▸ JOB: Count how many lines contain the word "سپاهان". Please give only the number.
** Start **
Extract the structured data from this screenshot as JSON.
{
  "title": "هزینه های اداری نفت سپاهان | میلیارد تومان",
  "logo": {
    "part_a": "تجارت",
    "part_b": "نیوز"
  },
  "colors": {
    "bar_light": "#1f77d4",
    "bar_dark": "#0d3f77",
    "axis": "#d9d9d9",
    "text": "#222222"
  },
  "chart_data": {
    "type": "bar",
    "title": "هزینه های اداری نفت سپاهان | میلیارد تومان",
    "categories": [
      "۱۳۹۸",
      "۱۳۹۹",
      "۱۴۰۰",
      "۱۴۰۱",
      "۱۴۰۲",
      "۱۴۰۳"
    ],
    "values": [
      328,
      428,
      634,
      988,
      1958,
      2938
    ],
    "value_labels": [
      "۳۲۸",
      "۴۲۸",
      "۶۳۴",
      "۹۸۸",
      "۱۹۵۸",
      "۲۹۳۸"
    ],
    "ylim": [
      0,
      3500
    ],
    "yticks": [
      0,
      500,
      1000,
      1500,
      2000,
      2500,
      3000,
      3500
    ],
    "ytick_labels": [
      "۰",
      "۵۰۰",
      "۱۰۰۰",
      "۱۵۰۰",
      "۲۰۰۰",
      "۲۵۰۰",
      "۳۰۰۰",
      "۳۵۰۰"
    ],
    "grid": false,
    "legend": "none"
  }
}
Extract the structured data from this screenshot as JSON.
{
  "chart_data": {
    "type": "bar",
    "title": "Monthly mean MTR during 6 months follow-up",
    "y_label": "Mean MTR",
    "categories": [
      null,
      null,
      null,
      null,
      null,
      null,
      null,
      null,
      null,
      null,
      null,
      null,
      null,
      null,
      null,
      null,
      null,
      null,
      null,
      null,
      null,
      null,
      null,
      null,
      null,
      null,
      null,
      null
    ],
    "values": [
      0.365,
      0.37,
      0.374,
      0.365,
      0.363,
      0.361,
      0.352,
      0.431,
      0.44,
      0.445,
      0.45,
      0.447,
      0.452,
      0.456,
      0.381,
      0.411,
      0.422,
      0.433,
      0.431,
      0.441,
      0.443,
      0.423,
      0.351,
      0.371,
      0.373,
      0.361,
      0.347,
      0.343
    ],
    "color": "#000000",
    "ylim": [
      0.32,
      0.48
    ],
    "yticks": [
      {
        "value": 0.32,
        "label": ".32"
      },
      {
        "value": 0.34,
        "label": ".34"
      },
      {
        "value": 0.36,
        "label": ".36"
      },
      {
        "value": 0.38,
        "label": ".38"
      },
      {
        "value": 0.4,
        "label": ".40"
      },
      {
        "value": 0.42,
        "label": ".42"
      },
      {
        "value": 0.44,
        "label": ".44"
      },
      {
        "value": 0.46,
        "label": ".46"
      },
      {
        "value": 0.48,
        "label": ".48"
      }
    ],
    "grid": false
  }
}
** End **
** Start **
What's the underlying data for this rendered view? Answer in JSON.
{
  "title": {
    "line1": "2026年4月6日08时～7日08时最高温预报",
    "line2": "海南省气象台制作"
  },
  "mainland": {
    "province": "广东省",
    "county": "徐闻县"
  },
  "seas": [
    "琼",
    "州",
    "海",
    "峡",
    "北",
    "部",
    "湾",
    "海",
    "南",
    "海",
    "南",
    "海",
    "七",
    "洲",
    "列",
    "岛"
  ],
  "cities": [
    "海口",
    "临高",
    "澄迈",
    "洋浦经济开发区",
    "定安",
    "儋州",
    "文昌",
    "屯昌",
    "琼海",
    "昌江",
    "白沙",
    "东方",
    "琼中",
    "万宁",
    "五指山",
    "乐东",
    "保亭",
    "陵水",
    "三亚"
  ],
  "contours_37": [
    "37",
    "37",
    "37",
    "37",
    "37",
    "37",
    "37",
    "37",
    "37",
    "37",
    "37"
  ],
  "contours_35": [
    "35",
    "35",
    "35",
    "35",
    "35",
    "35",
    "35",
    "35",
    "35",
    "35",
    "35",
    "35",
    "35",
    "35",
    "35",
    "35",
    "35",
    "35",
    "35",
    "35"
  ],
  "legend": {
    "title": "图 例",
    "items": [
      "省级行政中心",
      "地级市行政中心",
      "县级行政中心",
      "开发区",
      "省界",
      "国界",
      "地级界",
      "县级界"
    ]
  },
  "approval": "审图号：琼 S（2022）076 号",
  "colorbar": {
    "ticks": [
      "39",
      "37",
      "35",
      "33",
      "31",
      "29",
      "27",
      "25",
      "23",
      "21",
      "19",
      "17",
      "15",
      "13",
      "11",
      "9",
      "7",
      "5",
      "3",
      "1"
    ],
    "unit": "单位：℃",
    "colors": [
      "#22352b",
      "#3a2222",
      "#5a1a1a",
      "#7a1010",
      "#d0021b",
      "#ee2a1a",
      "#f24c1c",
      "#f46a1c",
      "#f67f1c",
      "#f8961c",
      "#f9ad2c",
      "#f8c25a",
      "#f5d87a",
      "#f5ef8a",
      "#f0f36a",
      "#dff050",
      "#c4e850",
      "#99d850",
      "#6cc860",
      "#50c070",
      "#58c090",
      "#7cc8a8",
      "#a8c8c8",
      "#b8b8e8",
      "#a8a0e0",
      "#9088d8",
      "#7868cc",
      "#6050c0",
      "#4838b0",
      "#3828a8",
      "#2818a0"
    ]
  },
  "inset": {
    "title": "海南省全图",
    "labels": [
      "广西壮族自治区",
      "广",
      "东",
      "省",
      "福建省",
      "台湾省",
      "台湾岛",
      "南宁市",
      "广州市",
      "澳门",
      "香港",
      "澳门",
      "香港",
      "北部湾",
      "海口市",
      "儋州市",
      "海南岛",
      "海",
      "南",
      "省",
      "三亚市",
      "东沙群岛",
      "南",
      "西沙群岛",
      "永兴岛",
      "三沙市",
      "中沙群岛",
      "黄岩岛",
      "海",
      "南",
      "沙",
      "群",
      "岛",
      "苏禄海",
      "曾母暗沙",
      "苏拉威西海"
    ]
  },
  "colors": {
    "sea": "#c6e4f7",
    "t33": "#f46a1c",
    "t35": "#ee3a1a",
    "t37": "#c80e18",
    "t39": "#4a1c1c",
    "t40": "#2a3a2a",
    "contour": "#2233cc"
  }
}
** End **
** Start **
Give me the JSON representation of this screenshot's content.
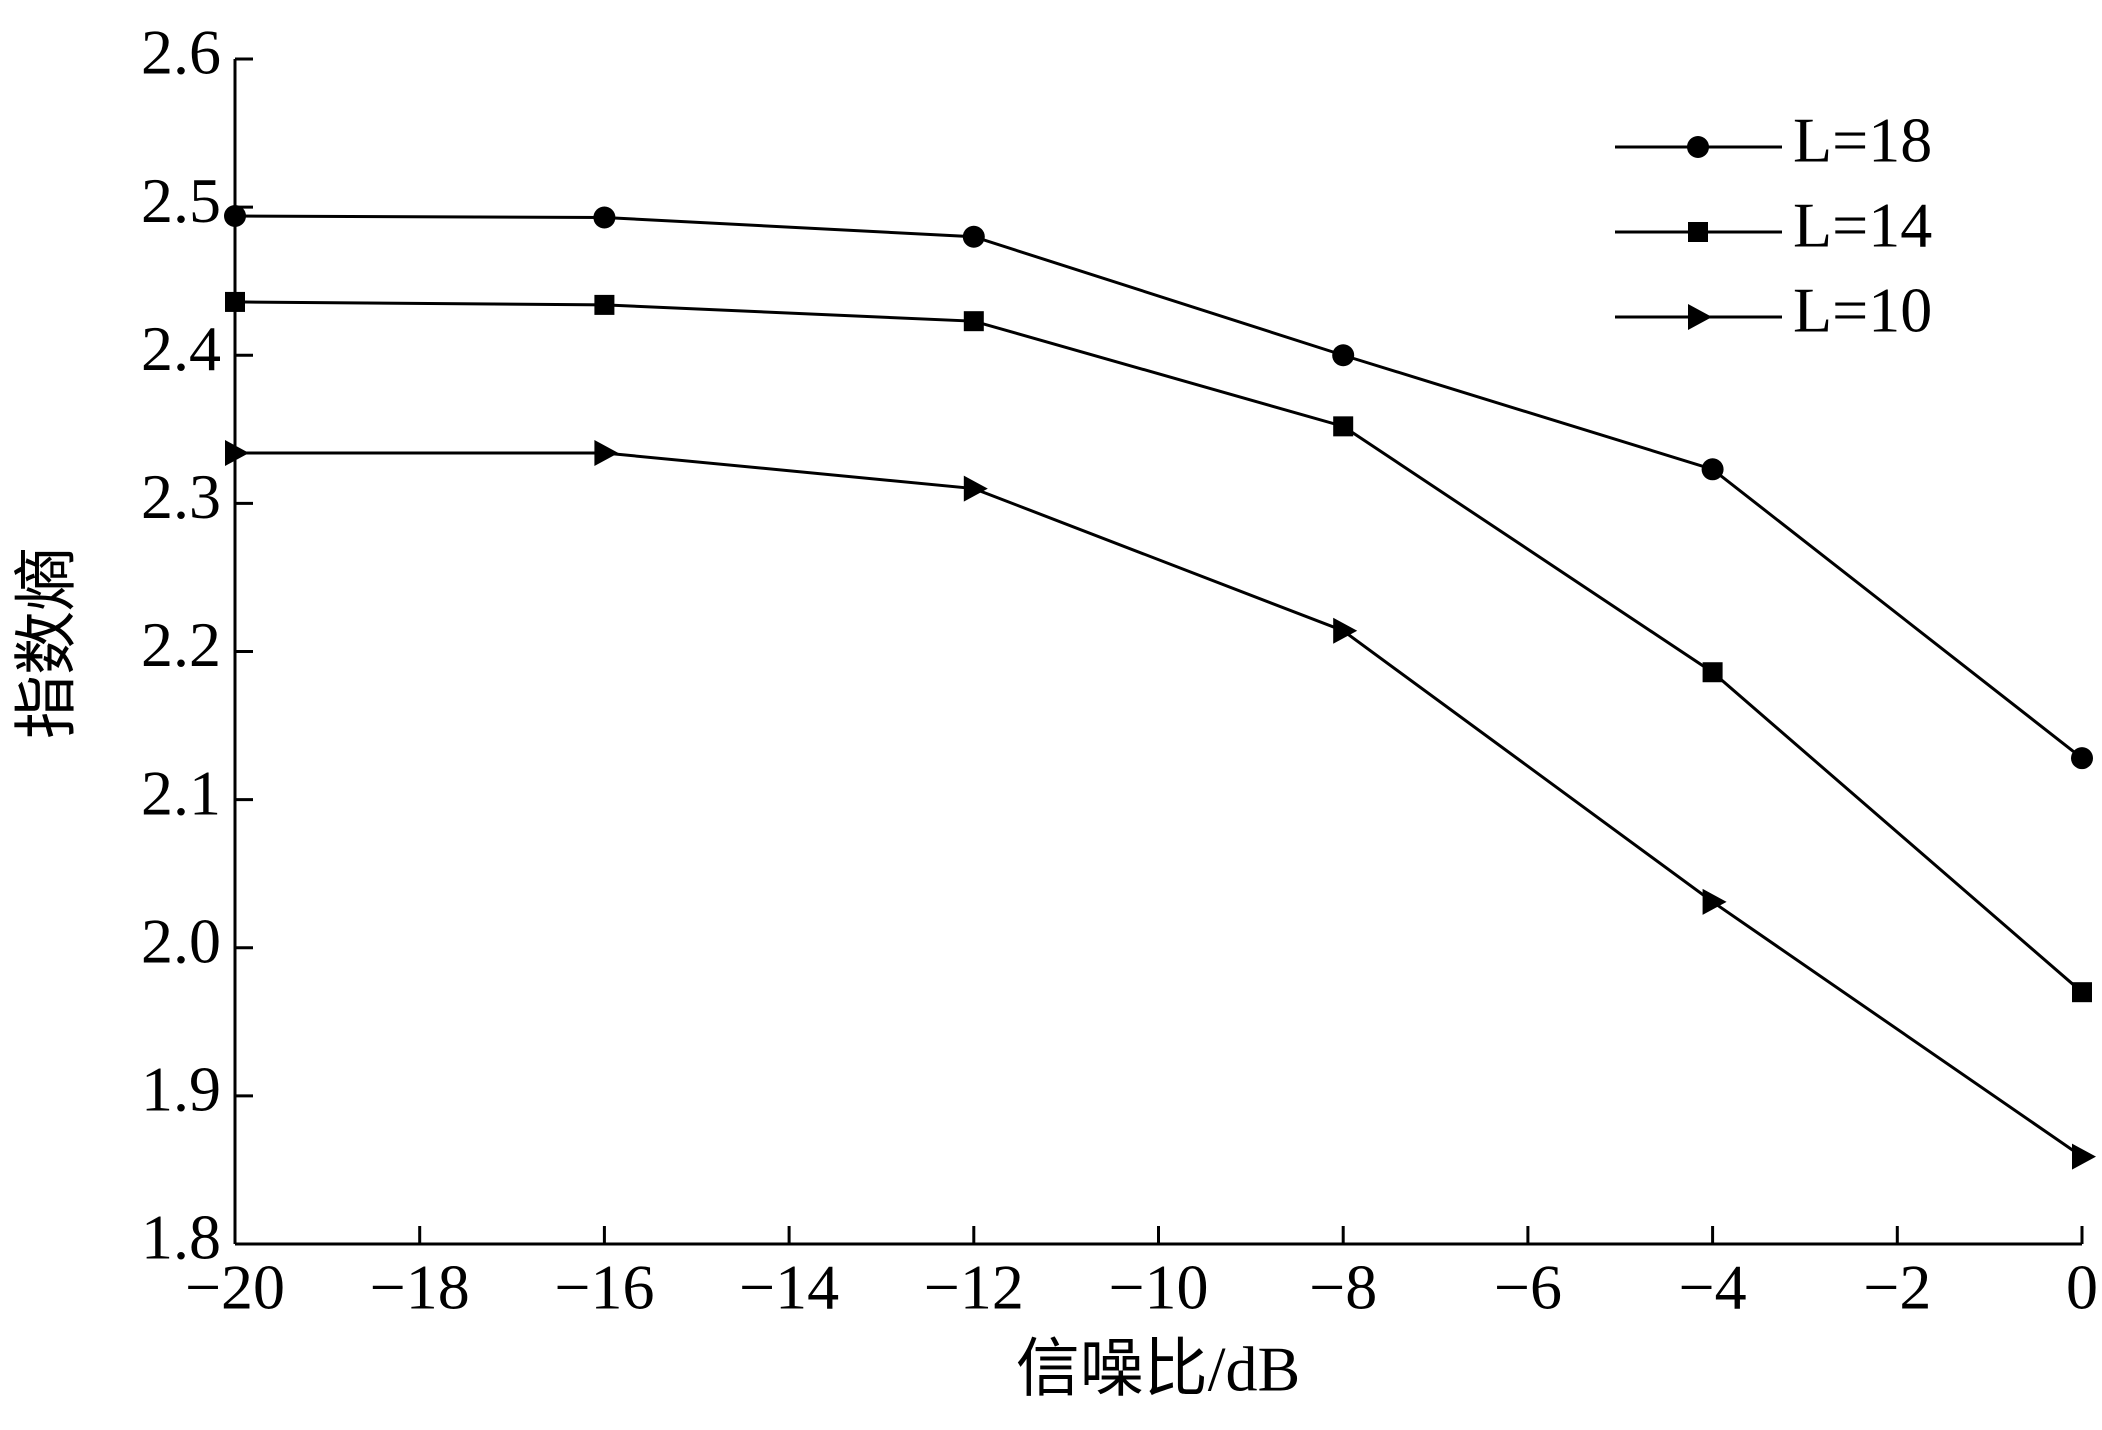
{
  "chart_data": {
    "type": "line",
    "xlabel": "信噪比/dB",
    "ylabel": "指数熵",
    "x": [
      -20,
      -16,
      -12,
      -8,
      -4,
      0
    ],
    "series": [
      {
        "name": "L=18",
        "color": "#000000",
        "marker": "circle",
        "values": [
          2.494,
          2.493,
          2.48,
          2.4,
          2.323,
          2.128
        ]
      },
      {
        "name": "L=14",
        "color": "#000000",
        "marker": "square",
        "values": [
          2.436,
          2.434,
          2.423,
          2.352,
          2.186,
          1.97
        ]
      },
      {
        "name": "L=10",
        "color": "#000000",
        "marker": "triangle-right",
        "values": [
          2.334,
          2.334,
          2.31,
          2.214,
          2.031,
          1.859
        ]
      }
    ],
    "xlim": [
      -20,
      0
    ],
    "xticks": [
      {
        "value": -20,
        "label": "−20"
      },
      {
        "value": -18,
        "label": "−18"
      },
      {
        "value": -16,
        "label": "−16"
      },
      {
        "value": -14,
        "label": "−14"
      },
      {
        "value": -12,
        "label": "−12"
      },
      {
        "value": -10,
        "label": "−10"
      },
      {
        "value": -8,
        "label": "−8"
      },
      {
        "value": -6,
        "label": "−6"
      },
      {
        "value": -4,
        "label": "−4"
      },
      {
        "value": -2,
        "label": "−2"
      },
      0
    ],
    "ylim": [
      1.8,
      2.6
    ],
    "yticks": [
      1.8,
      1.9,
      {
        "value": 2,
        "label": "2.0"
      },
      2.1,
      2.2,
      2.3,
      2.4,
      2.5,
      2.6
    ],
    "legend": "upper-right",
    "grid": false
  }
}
** End **
▸ ANSWER: 2